Chart and figure data:

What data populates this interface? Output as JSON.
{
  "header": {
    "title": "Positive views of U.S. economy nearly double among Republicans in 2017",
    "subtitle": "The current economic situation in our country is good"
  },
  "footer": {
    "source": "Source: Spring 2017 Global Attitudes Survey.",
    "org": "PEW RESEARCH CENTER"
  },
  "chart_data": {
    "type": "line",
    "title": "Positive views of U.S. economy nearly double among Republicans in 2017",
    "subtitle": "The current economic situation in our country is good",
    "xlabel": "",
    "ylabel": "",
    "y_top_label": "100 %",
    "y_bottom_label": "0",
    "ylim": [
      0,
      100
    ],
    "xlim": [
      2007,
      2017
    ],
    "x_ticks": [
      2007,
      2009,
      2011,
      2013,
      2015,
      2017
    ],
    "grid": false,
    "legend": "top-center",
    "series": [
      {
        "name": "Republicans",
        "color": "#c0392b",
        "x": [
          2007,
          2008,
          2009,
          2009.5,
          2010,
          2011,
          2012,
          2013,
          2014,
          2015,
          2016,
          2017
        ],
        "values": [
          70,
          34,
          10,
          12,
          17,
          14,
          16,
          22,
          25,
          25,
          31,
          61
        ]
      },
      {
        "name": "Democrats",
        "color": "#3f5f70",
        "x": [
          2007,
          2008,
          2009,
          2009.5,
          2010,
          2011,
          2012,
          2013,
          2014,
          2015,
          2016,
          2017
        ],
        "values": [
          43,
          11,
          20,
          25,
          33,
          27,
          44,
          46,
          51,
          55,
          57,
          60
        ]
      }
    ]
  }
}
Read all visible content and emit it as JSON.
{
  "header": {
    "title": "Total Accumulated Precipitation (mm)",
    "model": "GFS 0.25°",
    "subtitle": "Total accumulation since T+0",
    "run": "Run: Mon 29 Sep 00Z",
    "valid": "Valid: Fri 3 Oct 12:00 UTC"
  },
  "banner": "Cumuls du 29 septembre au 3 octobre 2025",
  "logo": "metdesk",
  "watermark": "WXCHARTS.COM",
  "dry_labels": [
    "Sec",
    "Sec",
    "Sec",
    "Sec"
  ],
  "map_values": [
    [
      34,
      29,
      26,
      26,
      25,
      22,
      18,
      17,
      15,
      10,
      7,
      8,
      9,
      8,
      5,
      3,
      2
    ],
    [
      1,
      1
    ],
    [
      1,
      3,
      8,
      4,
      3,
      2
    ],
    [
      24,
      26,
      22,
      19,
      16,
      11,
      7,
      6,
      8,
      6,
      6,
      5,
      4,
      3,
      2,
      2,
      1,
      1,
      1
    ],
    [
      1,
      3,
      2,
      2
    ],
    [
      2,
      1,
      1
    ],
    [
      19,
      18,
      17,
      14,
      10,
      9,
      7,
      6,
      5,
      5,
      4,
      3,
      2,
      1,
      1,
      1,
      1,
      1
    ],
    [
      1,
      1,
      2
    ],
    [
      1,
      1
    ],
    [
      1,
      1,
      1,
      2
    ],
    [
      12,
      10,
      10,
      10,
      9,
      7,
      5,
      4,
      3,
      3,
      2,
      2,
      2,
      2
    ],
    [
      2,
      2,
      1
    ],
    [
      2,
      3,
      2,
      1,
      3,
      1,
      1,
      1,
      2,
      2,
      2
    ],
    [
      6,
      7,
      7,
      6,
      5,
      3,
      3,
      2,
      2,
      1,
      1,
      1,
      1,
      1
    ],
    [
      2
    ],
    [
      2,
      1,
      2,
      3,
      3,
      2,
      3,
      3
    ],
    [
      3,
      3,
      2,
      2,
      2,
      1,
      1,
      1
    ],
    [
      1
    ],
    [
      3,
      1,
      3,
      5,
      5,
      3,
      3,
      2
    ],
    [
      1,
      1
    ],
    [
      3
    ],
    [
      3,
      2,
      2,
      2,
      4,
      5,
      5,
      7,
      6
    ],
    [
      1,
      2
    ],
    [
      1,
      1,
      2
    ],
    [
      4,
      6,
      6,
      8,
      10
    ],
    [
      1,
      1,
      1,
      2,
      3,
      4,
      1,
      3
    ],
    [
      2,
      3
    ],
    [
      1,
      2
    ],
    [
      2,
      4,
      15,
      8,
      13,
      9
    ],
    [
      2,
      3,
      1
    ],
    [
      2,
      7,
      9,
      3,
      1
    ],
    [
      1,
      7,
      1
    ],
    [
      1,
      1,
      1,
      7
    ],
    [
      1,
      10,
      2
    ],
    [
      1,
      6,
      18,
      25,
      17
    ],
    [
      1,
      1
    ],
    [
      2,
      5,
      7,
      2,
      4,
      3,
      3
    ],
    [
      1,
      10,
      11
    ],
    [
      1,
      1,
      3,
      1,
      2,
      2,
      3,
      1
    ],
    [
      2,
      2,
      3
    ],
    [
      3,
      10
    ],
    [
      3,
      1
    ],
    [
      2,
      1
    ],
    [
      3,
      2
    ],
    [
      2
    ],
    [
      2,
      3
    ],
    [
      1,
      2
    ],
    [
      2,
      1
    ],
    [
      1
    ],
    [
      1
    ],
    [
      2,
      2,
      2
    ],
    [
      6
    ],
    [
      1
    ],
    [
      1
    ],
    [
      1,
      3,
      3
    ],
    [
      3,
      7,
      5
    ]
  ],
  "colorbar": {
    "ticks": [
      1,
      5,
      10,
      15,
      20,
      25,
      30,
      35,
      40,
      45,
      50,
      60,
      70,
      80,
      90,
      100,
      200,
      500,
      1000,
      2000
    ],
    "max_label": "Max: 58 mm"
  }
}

Directions for this task:
Print all of the data exactly as it was given.

Response to the task:
What data populates this interface? Output as JSON.
{
  "header": {
    "title": "Positive views of U.S. economy nearly double among Republicans in 2017",
    "subtitle": "The current economic situation in our country is good"
  },
  "footer": {
    "source": "Source: Spring 2017 Global Attitudes Survey.",
    "org": "PEW RESEARCH CENTER"
  },
  "chart_data": {
    "type": "line",
    "title": "Positive views of U.S. economy nearly double among Republicans in 2017",
    "subtitle": "The current economic situation in our country is good",
    "xlabel": "",
    "ylabel": "",
    "y_top_label": "100 %",
    "y_bottom_label": "0",
    "ylim": [
      0,
      100
    ],
    "xlim": [
      2007,
      2017
    ],
    "x_ticks": [
      2007,
      2009,
      2011,
      2013,
      2015,
      2017
    ],
    "grid": false,
    "legend": "top-center",
    "series": [
      {
        "name": "Republicans",
        "color": "#c0392b",
        "x": [
          2007,
          2008,
          2009,
          2009.5,
          2010,
          2011,
          2012,
          2013,
          2014,
          2015,
          2016,
          2017
        ],
        "values": [
          70,
          34,
          10,
          12,
          17,
          14,
          16,
          22,
          25,
          25,
          31,
          61
        ]
      },
      {
        "name": "Democrats",
        "color": "#3f5f70",
        "x": [
          2007,
          2008,
          2009,
          2009.5,
          2010,
          2011,
          2012,
          2013,
          2014,
          2015,
          2016,
          2017
        ],
        "values": [
          43,
          11,
          20,
          25,
          33,
          27,
          44,
          46,
          51,
          55,
          57,
          60
        ]
      }
    ]
  }
}
Read all visible content and emit it as JSON.
{
  "header": {
    "title": "Total Accumulated Precipitation (mm)",
    "model": "GFS 0.25°",
    "subtitle": "Total accumulation since T+0",
    "run": "Run: Mon 29 Sep 00Z",
    "valid": "Valid: Fri 3 Oct 12:00 UTC"
  },
  "banner": "Cumuls du 29 septembre au 3 octobre 2025",
  "logo": "metdesk",
  "watermark": "WXCHARTS.COM",
  "dry_labels": [
    "Sec",
    "Sec",
    "Sec",
    "Sec"
  ],
  "map_values": [
    [
      34,
      29,
      26,
      26,
      25,
      22,
      18,
      17,
      15,
      10,
      7,
      8,
      9,
      8,
      5,
      3,
      2
    ],
    [
      1,
      1
    ],
    [
      1,
      3,
      8,
      4,
      3,
      2
    ],
    [
      24,
      26,
      22,
      19,
      16,
      11,
      7,
      6,
      8,
      6,
      6,
      5,
      4,
      3,
      2,
      2,
      1,
      1,
      1
    ],
    [
      1,
      3,
      2,
      2
    ],
    [
      2,
      1,
      1
    ],
    [
      19,
      18,
      17,
      14,
      10,
      9,
      7,
      6,
      5,
      5,
      4,
      3,
      2,
      1,
      1,
      1,
      1,
      1
    ],
    [
      1,
      1,
      2
    ],
    [
      1,
      1
    ],
    [
      1,
      1,
      1,
      2
    ],
    [
      12,
      10,
      10,
      10,
      9,
      7,
      5,
      4,
      3,
      3,
      2,
      2,
      2,
      2
    ],
    [
      2,
      2,
      1
    ],
    [
      2,
      3,
      2,
      1,
      3,
      1,
      1,
      1,
      2,
      2,
      2
    ],
    [
      6,
      7,
      7,
      6,
      5,
      3,
      3,
      2,
      2,
      1,
      1,
      1,
      1,
      1
    ],
    [
      2
    ],
    [
      2,
      1,
      2,
      3,
      3,
      2,
      3,
      3
    ],
    [
      3,
      3,
      2,
      2,
      2,
      1,
      1,
      1
    ],
    [
      1
    ],
    [
      3,
      1,
      3,
      5,
      5,
      3,
      3,
      2
    ],
    [
      1,
      1
    ],
    [
      3
    ],
    [
      3,
      2,
      2,
      2,
      4,
      5,
      5,
      7,
      6
    ],
    [
      1,
      2
    ],
    [
      1,
      1,
      2
    ],
    [
      4,
      6,
      6,
      8,
      10
    ],
    [
      1,
      1,
      1,
      2,
      3,
      4,
      1,
      3
    ],
    [
      2,
      3
    ],
    [
      1,
      2
    ],
    [
      2,
      4,
      15,
      8,
      13,
      9
    ],
    [
      2,
      3,
      1
    ],
    [
      2,
      7,
      9,
      3,
      1
    ],
    [
      1,
      7,
      1
    ],
    [
      1,
      1,
      1,
      7
    ],
    [
      1,
      10,
      2
    ],
    [
      1,
      6,
      18,
      25,
      17
    ],
    [
      1,
      1
    ],
    [
      2,
      5,
      7,
      2,
      4,
      3,
      3
    ],
    [
      1,
      10,
      11
    ],
    [
      1,
      1,
      3,
      1,
      2,
      2,
      3,
      1
    ],
    [
      2,
      2,
      3
    ],
    [
      3,
      10
    ],
    [
      3,
      1
    ],
    [
      2,
      1
    ],
    [
      3,
      2
    ],
    [
      2
    ],
    [
      2,
      3
    ],
    [
      1,
      2
    ],
    [
      2,
      1
    ],
    [
      1
    ],
    [
      1
    ],
    [
      2,
      2,
      2
    ],
    [
      6
    ],
    [
      1
    ],
    [
      1
    ],
    [
      1,
      3,
      3
    ],
    [
      3,
      7,
      5
    ]
  ],
  "colorbar": {
    "ticks": [
      1,
      5,
      10,
      15,
      20,
      25,
      30,
      35,
      40,
      45,
      50,
      60,
      70,
      80,
      90,
      100,
      200,
      500,
      1000,
      2000
    ],
    "max_label": "Max: 58 mm"
  }
}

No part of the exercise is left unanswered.